What you need to do: Print the whole listing exactly.

═══ Information given

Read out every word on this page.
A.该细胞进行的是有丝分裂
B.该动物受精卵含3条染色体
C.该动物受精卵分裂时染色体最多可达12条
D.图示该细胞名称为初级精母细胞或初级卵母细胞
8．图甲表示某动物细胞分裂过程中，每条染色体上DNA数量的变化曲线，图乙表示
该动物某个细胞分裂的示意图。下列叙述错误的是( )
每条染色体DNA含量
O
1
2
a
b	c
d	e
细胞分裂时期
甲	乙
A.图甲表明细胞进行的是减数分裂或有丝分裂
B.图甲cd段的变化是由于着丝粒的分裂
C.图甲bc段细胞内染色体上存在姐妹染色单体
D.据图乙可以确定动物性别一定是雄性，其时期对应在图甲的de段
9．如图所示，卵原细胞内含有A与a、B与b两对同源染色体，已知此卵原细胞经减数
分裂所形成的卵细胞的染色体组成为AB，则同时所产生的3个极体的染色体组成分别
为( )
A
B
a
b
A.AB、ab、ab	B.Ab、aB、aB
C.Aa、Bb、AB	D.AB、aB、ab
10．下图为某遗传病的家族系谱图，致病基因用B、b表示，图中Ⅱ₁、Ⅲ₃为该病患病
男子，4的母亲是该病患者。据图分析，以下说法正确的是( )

══════

Output for this exercise:
Read out every word on this page.
A.该细胞进行的是有丝分裂
B.该动物受精卵含3条染色体
C.该动物受精卵分裂时染色体最多可达12条
D.图示该细胞名称为初级精母细胞或初级卵母细胞
8．图甲表示某动物细胞分裂过程中，每条染色体上DNA数量的变化曲线，图乙表示
该动物某个细胞分裂的示意图。下列叙述错误的是( )
每条染色体DNA含量
O
1
2
a
b	c
d	e
细胞分裂时期
甲	乙
A.图甲表明细胞进行的是减数分裂或有丝分裂
B.图甲cd段的变化是由于着丝粒的分裂
C.图甲bc段细胞内染色体上存在姐妹染色单体
D.据图乙可以确定动物性别一定是雄性，其时期对应在图甲的de段
9．如图所示，卵原细胞内含有A与a、B与b两对同源染色体，已知此卵原细胞经减数
分裂所形成的卵细胞的染色体组成为AB，则同时所产生的3个极体的染色体组成分别
为( )
A
B
a
b
A.AB、ab、ab	B.Ab、aB、aB
C.Aa、Bb、AB	D.AB、aB、ab
10．下图为某遗传病的家族系谱图，致病基因用B、b表示，图中Ⅱ₁、Ⅲ₃为该病患病
男子，4的母亲是该病患者。据图分析，以下说法正确的是( )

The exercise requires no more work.